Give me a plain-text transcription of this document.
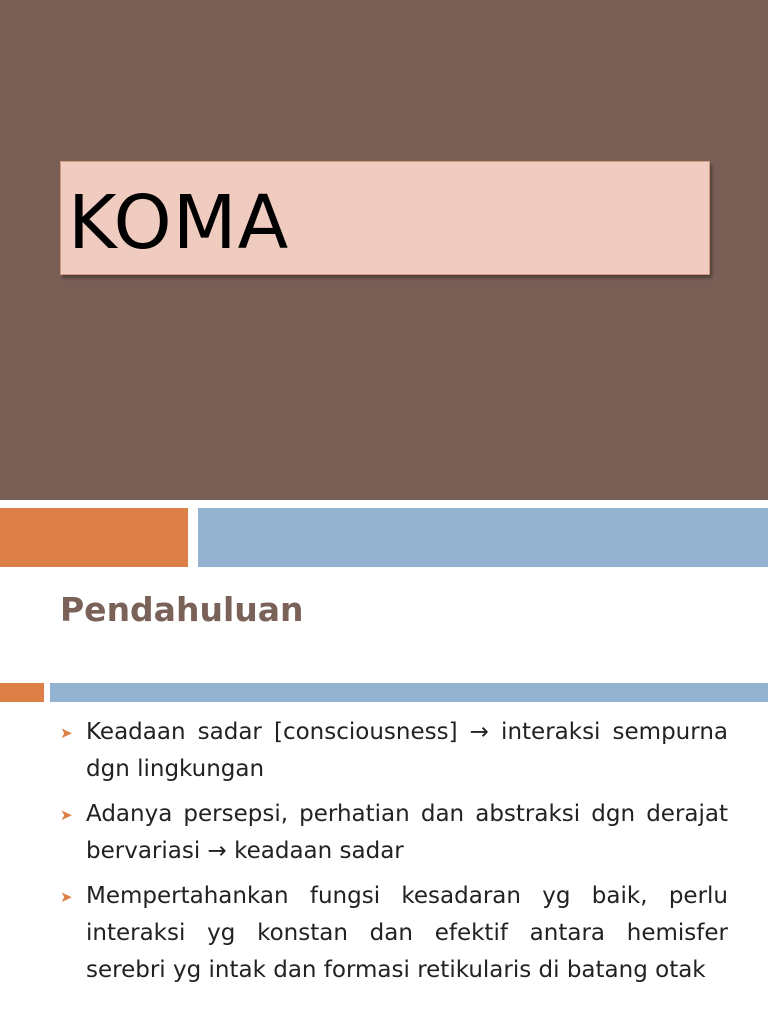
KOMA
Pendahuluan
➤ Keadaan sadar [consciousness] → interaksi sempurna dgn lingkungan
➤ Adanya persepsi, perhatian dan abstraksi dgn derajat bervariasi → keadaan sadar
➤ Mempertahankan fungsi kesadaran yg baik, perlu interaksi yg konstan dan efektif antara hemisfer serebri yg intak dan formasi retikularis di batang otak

+--

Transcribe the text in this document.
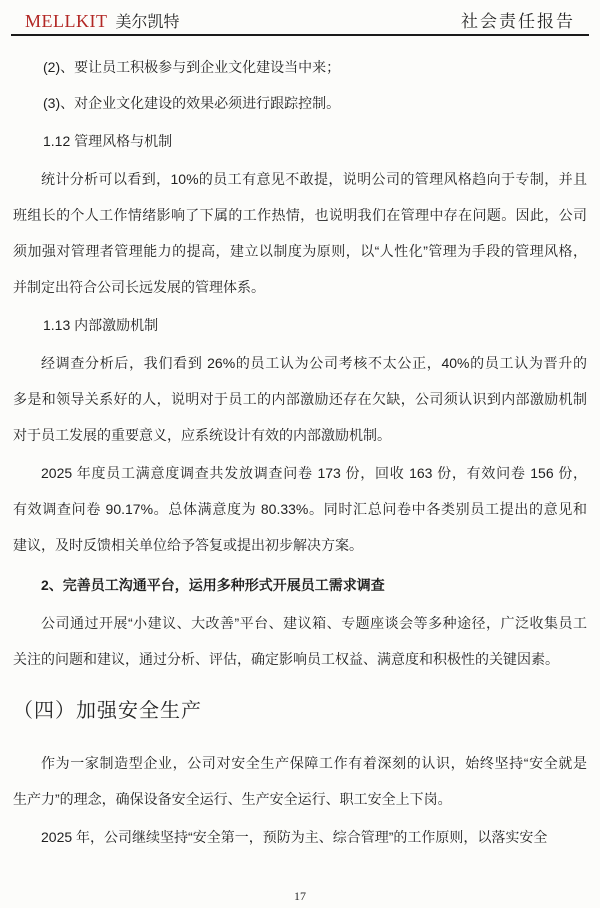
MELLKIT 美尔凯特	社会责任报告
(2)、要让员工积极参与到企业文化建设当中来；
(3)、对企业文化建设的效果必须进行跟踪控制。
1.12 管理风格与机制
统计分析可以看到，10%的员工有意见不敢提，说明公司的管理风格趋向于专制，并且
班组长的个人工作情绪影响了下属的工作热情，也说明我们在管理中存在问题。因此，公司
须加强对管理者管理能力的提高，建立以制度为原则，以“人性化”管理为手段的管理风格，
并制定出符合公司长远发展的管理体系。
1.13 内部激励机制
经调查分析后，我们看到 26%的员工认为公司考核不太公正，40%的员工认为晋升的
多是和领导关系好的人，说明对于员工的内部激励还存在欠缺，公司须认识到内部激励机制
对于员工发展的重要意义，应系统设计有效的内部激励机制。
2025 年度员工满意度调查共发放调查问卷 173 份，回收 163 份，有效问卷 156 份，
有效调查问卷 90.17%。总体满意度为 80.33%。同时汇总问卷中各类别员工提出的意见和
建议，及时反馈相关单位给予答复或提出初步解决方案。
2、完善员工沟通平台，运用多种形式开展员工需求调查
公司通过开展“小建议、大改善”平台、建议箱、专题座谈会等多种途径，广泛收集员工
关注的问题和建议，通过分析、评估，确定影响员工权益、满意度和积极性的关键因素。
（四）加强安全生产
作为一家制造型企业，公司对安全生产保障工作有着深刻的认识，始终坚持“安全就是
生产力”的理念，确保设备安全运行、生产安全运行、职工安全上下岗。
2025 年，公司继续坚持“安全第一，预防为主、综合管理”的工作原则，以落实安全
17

+--

** Your task **
Find the lines above that contain the word "text" and collect them.

** Exercise answer **
Give me a plain-text transcription of this document.
Transcribe the text in this document.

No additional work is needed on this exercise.